> _Given problem_
Each line should be copied exactly.

__________

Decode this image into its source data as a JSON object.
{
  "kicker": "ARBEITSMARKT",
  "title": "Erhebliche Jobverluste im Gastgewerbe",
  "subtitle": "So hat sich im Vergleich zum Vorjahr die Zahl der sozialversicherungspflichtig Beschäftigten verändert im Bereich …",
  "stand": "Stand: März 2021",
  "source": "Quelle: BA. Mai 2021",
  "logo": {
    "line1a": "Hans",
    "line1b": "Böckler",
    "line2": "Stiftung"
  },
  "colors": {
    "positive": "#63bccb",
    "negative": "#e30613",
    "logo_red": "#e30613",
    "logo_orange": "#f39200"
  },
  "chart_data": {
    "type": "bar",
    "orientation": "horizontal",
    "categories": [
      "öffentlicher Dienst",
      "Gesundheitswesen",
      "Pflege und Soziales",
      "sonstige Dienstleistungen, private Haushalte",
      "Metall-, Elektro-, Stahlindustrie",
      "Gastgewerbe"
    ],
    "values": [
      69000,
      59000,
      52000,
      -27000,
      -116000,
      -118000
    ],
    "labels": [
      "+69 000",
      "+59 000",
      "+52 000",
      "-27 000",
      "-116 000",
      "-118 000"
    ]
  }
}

__________

> _Exercise result_
Decode this image into its source data as a JSON object.
{
  "kicker": "ARBEITSMARKT",
  "title": "Erhebliche Jobverluste im Gastgewerbe",
  "subtitle": "So hat sich im Vergleich zum Vorjahr die Zahl der sozialversicherungspflichtig Beschäftigten verändert im Bereich …",
  "stand": "Stand: März 2021",
  "source": "Quelle: BA. Mai 2021",
  "logo": {
    "line1a": "Hans",
    "line1b": "Böckler",
    "line2": "Stiftung"
  },
  "colors": {
    "positive": "#63bccb",
    "negative": "#e30613",
    "logo_red": "#e30613",
    "logo_orange": "#f39200"
  },
  "chart_data": {
    "type": "bar",
    "orientation": "horizontal",
    "categories": [
      "öffentlicher Dienst",
      "Gesundheitswesen",
      "Pflege und Soziales",
      "sonstige Dienstleistungen, private Haushalte",
      "Metall-, Elektro-, Stahlindustrie",
      "Gastgewerbe"
    ],
    "values": [
      69000,
      59000,
      52000,
      -27000,
      -116000,
      -118000
    ],
    "labels": [
      "+69 000",
      "+59 000",
      "+52 000",
      "-27 000",
      "-116 000",
      "-118 000"
    ]
  }
}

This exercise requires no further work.